--- Document passage ---

After going 16-0 and setting the NFL record, would making it to the Super Bowl and not winning it be a major disappointment?
Our goal going into the season wasn't to go 16-0. We wanted to win one game at a time 16 times, then get into the playoffs and win three more. We'd be disappointed the same if we had gone 8-8 instead of 16-0 and not win the Super Bowl. There's always got to be a story in the NFL. The one going around now is can we make it to 19-0.
Was there any pressure on the team to keep winning and set the record?
At first, no. But as it kept building and the media kept writing about it, we began feeling the pressure our last four games. When we went for the record against the Giants in our final game, it was like the Super Bowl. There was more media people there than I think I've ever seen at a game. It was ridiculous. I have to credit our coach, Bill Belichick, for keeping us focused. He had some distractions of his own, but he shielded us from them.
How about the other single-season records, most points scored (589), most TD passes thrown (Tom Brady, 50), most TD passes caught by a receiver (Randy Moss, 23)?
It was a fun season. It seemed like it happened and we didn't realize it was happening until it did. The way we operate, it's business as usual at all times. But with a quarterback like Tom Brady and a receiver like Randy Moss, you can expect to see records fall.

---

Exercise directions: Copy the part of the interview passage that opens with the words containing "Our goal going" and closes with "it to 19-0.", word for word.

--- Stored records ---

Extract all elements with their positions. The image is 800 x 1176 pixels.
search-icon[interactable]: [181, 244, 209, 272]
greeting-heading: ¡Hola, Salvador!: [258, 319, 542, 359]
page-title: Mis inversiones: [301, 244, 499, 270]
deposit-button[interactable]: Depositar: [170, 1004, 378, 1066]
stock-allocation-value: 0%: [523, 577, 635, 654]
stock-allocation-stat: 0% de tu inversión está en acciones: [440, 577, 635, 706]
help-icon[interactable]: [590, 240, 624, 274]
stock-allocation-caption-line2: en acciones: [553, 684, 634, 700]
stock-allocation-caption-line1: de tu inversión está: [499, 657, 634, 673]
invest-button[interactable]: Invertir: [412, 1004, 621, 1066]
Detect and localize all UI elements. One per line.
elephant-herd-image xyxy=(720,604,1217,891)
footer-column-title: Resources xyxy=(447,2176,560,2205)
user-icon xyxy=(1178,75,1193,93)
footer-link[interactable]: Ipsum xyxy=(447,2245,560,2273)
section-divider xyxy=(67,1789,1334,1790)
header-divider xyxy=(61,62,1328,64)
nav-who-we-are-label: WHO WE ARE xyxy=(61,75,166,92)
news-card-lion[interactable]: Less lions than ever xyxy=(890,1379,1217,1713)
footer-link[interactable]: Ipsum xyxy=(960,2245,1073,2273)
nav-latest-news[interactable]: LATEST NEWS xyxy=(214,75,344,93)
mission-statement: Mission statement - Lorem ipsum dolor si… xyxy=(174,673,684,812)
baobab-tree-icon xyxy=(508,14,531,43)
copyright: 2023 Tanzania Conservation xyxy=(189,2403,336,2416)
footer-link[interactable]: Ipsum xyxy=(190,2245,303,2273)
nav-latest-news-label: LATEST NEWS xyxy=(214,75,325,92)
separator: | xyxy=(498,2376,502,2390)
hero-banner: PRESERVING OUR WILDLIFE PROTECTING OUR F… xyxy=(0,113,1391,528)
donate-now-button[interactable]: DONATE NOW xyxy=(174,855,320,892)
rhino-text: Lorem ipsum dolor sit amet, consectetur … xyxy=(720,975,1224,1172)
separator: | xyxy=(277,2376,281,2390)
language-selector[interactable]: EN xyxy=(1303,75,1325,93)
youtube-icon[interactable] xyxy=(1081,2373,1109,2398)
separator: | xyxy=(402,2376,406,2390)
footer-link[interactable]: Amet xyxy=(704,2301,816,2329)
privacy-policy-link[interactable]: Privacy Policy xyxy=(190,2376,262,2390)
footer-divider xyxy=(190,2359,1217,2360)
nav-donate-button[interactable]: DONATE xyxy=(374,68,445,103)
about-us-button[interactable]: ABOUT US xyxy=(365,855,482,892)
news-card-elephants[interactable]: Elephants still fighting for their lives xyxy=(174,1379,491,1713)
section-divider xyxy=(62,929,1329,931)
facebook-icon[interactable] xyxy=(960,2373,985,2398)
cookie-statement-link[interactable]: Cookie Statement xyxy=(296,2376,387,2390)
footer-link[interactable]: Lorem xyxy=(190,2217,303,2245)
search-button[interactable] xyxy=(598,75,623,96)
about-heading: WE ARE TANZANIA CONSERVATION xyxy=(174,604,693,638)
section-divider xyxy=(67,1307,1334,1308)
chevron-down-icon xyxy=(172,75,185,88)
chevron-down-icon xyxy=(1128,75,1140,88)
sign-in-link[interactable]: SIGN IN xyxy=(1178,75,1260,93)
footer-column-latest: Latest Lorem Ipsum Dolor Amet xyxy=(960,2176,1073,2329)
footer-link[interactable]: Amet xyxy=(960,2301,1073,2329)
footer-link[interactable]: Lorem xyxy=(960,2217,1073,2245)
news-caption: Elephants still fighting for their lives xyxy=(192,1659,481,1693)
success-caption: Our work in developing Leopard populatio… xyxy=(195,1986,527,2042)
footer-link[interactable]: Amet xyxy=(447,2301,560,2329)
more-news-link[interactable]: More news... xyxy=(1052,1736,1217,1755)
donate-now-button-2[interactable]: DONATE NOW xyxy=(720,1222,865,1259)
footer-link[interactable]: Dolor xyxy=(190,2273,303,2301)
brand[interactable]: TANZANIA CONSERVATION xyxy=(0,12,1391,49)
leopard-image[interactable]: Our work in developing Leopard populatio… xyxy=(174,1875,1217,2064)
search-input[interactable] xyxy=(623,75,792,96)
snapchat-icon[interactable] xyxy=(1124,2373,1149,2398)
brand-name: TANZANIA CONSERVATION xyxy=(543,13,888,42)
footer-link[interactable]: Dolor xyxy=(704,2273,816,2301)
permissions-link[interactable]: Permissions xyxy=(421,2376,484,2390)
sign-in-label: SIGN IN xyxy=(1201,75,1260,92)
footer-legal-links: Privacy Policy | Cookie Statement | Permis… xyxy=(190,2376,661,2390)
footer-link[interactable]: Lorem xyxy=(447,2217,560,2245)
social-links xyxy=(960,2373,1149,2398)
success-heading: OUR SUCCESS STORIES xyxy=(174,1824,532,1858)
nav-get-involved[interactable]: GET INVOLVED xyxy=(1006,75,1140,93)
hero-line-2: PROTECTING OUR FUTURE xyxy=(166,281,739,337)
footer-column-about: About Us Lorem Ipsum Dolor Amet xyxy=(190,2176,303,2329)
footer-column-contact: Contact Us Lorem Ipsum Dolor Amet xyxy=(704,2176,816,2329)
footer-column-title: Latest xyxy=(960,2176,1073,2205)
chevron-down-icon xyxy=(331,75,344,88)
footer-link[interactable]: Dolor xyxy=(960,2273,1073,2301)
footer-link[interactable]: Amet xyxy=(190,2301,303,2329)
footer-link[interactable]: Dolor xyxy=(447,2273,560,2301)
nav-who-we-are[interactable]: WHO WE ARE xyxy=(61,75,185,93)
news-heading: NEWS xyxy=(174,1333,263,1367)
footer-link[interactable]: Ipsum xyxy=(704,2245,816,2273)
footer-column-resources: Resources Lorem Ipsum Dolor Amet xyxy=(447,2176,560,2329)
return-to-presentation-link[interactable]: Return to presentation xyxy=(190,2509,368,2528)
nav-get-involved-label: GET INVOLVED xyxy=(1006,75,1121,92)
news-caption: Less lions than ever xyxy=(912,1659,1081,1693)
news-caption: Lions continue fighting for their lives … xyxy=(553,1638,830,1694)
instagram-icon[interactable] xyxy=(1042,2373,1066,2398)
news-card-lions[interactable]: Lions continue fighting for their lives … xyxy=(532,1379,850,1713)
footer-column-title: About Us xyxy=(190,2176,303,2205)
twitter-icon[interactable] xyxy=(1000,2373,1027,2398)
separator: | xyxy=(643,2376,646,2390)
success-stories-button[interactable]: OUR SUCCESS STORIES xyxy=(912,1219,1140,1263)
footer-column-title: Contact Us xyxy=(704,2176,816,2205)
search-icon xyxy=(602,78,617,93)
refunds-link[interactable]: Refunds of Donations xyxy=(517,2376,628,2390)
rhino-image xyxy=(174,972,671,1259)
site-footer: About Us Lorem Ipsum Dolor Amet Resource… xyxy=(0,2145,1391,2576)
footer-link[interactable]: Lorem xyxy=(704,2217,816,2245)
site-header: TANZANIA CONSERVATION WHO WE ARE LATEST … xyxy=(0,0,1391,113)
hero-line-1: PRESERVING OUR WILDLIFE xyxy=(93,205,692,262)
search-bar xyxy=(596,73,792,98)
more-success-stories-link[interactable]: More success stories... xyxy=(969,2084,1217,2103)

---

Complete output:
Our goal going into the season wasn't to go 16-0. We wanted to win one game at a time 16 times, then get into the playoffs and win three more. We'd be disappointed the same if we had gone 8-8 instead of 16-0 and not win the Super Bowl. There's always got to be a story in the NFL. The one going around now is can we make it to 19-0.